Problem requirements: Continue the passage on transport decarbonization in planning policy, starting after its last sentence.

Currently, paragraph 111 states “Development should only be prevented or refused on highways grounds if there would be an unacceptable impact on highway safety, or the residual cumulative impacts on the road network would be severe”. Paragraph 110 states that it should be ensured that “any significant impacts from the development on the transport network (in terms of capacity and congestion), or on highway safety, can be cost effectively mitigated to an acceptable degree”.
This clear focus around capacity and congestion (and, to a degree, safety, though this is much more difficult to define and assess) sets the framework for how developers and local authorities assess their proposed development at both planning application and Local Plan stages. Even the wording of the NPPF is car centric, with use of the word “highways” rather than “transport” grounds.
As long as the inability to mitigate the capacity, congestion or highway safety impacts to an acceptable degree remains the only grounds for refusal on transport grounds, that is the only aspect of transport planning for new development that will be given adequate consideration as part of the planning process, especially in the current economic climate and the particular need for efficiency in all areas of work. If we are to meet our decarbonization targets within transport, urgent action, and hence an overhaul of paragraphs 110 and 111, are needed now to reframe the focus of the transport element of land use planning.

Within the current planning framework we have:
- Sites coming forward as applications (either Local Plan allocations or windfall sites)
- Sites which are allocated in adopted Local Plans but not currently coming forward
- Future Local Plans
An overhaul of paragraphs 110 and 111 would quickly provide a new focus for any planning applications coming forwards in the short term and bring transport decarbonization to the forefront of planning decisions.
In many adopted Local Plans, strategic growth is identified in peripheral or out of centre locations. In the absence of new planning policy, to gain the greatest benefits from limited resources, there is the opportunity for local authorities, developers and other stakeholders e.g. National Highways, bus operators, future mobility providers etc. to work together post Local Plan adoption to identify the multi-modal solutions needed to best ensure that sustainable transport is a genuine option at strategic sites and a ‘highways mitigation first’ outcome borne out of the ‘predict and provide’ approach does not persist.
Multi-modal requirements could be centred around Government’s awaited accessibility standards or a locally derived measure (such as those included as part of the Leeds City Council Core Strategy).
Looking forward to future Local Plans and 5-year reviews, as part of an emerging Local Plan, local authorities tend to invite sites from developers through the call for sites process, rather than informing consultees and developers of where the most preferential sites are from a transport perspective.
Undertaking a district based transport study to inform where the most preferential locations for development might be (based upon locally derived criteria for transport) and to invite development in those areas, would provide a more proactive and transparent approach to aiming, in the first instance, to locate development in areas which reduce the carbon (and later energy) burden from transport. Locally derived criteria may include proximity to local services; proximity to public and active transport; opportunities to densify development to increase the viability of public transport; access to, but not necessarily ownership of, electric vehicles etc.

(Element and region listings)
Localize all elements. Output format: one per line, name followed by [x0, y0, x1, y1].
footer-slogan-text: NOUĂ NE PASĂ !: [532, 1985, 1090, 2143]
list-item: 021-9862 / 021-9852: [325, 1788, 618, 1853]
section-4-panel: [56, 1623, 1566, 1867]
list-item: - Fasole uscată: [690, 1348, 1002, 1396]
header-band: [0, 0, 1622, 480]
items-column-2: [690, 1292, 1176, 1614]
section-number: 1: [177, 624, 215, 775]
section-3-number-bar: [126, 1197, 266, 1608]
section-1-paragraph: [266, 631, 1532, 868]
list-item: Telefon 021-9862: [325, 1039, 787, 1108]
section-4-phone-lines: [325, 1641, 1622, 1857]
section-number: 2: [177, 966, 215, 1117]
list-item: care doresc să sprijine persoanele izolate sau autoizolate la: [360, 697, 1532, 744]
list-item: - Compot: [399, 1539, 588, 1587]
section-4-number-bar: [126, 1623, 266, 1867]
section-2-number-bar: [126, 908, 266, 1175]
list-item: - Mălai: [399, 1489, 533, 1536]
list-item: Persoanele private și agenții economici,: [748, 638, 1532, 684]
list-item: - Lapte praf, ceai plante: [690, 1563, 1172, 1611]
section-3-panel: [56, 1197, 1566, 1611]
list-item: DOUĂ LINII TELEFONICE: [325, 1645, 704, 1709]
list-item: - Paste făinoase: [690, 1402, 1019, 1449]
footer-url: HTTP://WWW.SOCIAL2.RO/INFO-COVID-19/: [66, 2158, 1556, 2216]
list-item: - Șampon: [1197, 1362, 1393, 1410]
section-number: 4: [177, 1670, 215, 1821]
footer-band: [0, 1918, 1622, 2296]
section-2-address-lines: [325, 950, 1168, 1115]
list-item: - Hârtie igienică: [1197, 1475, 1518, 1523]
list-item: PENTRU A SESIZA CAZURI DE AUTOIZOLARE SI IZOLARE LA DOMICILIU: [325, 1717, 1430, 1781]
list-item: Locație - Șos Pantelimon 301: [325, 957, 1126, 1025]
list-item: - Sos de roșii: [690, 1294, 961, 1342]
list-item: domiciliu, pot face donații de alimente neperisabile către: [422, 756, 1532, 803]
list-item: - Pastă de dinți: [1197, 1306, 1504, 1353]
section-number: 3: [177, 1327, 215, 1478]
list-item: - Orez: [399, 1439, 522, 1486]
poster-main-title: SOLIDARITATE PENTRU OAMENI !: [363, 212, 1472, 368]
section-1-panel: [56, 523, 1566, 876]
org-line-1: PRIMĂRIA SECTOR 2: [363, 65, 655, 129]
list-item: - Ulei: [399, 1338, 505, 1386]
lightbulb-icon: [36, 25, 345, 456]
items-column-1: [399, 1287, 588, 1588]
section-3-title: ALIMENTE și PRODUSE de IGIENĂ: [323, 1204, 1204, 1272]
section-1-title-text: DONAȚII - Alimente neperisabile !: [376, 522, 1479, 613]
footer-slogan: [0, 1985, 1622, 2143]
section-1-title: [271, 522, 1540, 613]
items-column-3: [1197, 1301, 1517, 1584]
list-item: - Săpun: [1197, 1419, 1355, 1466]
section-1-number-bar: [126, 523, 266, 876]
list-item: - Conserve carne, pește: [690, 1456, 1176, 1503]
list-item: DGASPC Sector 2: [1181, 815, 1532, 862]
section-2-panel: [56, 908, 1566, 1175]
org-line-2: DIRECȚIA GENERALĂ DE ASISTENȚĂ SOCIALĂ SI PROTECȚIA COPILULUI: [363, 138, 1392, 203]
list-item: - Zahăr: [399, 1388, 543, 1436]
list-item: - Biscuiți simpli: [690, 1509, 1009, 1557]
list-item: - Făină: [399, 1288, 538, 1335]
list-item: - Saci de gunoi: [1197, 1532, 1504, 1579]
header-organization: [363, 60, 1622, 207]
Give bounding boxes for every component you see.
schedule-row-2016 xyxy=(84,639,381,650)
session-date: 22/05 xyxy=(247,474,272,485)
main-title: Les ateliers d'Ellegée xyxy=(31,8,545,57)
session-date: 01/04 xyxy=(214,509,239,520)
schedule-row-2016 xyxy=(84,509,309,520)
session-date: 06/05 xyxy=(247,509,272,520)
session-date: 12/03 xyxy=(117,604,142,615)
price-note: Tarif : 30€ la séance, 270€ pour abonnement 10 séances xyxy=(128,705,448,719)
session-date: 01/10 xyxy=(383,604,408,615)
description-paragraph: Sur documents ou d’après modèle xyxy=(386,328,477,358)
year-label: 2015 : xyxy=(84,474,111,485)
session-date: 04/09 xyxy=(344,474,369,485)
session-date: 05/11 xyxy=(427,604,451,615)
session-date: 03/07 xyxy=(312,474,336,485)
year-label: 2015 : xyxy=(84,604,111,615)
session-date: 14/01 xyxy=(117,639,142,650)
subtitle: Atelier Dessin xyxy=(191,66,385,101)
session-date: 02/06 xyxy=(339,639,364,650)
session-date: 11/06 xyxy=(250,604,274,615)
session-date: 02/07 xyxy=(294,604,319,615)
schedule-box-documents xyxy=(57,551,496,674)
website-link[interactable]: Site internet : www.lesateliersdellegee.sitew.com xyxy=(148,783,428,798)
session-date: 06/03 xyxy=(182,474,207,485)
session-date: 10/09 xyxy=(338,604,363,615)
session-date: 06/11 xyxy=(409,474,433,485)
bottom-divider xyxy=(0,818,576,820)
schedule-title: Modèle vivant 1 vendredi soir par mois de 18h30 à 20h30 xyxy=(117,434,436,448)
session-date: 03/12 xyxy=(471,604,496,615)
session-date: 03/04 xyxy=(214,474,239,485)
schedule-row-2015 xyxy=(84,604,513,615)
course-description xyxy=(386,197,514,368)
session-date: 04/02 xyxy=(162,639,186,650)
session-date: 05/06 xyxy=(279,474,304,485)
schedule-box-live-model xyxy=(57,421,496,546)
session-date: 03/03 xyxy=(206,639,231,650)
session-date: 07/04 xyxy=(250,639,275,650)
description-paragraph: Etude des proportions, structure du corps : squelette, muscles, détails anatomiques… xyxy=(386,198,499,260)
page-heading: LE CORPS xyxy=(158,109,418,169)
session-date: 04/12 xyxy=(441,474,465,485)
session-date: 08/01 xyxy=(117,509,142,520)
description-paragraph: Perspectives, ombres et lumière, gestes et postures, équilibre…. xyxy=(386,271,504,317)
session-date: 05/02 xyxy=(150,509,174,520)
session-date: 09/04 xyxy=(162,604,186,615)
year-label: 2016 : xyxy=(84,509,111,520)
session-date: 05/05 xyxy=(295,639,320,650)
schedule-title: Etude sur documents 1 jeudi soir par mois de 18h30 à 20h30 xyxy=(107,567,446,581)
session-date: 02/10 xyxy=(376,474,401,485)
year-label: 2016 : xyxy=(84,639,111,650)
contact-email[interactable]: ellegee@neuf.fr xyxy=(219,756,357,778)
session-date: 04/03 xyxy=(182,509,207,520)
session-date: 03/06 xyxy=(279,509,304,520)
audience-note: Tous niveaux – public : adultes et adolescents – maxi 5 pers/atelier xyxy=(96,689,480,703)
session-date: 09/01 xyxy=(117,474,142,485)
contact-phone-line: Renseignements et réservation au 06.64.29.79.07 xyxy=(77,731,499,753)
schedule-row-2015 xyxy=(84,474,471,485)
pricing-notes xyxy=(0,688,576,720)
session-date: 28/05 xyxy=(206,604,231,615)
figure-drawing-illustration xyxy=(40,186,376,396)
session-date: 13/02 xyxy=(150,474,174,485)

Response to the task:
In addition, the district-wide transport strategy is often ignored in the Local Plan Transport Assessment despite advice in the Planning Practice Guidance[1] suggesting that the assessment “is likely to be scenario based and in terms of projections look at a range of potential outcomes given a number of assumptions, for example, a movement in the proportion of people using different forms of transport consistent with best practice”.
A greater appreciation of the wider district transport strategy and how this may impact transport choices in the plan period is therefore needed as part of the Local Plan Transport Assessment, alongside a virtuous circle of this strategy then positively impacting the sustainability of the Local Plan sites.
Planning is hard and tough choices have to be made, but as transport planners do we provide adequate evidence to our planning colleagues, early enough in the process, of what sustainable development looks like from a transport perspective? Do we inform them of the best places for transit-oriented development or 15-minute neighbourhoods based on existing (and hence sustainable) services and development?
Do we inform them of the critical mass needed to make a bus service self-sustaining (and hence sustainable) for a strategic site? Do we plan for people by considering the accessibility that might be required according to the planned housing type and ensuring that the required accessibility can be accommodated in a low carbon way, considering advice from institutions such as CIHT[2], RTPI[3] and TCPA[4]?
Can we continue to accept bland Local Plan development management policies which suggest development should “maximise opportunities for active travel” and “ensure frequent and high-quality public transport” with no indication of what this might mean?
If you could call paragraph 111 and ask for help, what would you request………?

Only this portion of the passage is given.